• The problem
Output all records precisely as written.

• Source records
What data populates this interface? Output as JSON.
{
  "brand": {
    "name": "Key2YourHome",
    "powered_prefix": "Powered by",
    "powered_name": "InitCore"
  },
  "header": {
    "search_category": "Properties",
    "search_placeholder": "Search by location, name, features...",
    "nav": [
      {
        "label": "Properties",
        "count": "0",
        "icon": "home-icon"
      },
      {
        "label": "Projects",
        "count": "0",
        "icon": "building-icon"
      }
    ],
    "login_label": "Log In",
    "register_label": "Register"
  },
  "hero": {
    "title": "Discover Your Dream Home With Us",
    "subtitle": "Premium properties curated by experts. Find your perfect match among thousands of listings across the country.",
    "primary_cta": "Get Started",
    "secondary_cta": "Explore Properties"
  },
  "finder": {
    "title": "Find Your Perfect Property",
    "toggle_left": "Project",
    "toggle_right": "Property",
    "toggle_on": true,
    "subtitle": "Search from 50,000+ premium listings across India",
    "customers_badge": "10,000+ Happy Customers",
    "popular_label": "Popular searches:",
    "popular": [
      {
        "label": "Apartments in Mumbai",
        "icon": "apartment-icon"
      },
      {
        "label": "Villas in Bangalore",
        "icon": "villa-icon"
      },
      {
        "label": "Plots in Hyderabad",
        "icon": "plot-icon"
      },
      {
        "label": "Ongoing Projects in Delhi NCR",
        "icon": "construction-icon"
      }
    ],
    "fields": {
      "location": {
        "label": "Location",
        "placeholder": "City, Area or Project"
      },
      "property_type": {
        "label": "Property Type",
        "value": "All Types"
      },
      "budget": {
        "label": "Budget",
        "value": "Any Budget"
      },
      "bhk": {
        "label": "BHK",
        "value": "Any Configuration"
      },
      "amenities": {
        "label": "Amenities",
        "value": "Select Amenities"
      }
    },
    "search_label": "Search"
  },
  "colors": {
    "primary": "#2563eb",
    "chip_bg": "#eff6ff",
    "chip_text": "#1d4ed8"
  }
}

• Task result
What data populates this interface? Output as JSON.
{
  "brand": {
    "name": "Key2YourHome",
    "powered_prefix": "Powered by",
    "powered_name": "InitCore"
  },
  "header": {
    "search_category": "Properties",
    "search_placeholder": "Search by location, name, features...",
    "nav": [
      {
        "label": "Properties",
        "count": "0",
        "icon": "home-icon"
      },
      {
        "label": "Projects",
        "count": "0",
        "icon": "building-icon"
      }
    ],
    "login_label": "Log In",
    "register_label": "Register"
  },
  "hero": {
    "title": "Discover Your Dream Home With Us",
    "subtitle": "Premium properties curated by experts. Find your perfect match among thousands of listings across the country.",
    "primary_cta": "Get Started",
    "secondary_cta": "Explore Properties"
  },
  "finder": {
    "title": "Find Your Perfect Property",
    "toggle_left": "Project",
    "toggle_right": "Property",
    "toggle_on": true,
    "subtitle": "Search from 50,000+ premium listings across India",
    "customers_badge": "10,000+ Happy Customers",
    "popular_label": "Popular searches:",
    "popular": [
      {
        "label": "Apartments in Mumbai",
        "icon": "apartment-icon"
      },
      {
        "label": "Villas in Bangalore",
        "icon": "villa-icon"
      },
      {
        "label": "Plots in Hyderabad",
        "icon": "plot-icon"
      },
      {
        "label": "Ongoing Projects in Delhi NCR",
        "icon": "construction-icon"
      }
    ],
    "fields": {
      "location": {
        "label": "Location",
        "placeholder": "City, Area or Project"
      },
      "property_type": {
        "label": "Property Type",
        "value": "All Types"
      },
      "budget": {
        "label": "Budget",
        "value": "Any Budget"
      },
      "bhk": {
        "label": "BHK",
        "value": "Any Configuration"
      },
      "amenities": {
        "label": "Amenities",
        "value": "Select Amenities"
      }
    },
    "search_label": "Search"
  },
  "colors": {
    "primary": "#2563eb",
    "chip_bg": "#eff6ff",
    "chip_text": "#1d4ed8"
  }
}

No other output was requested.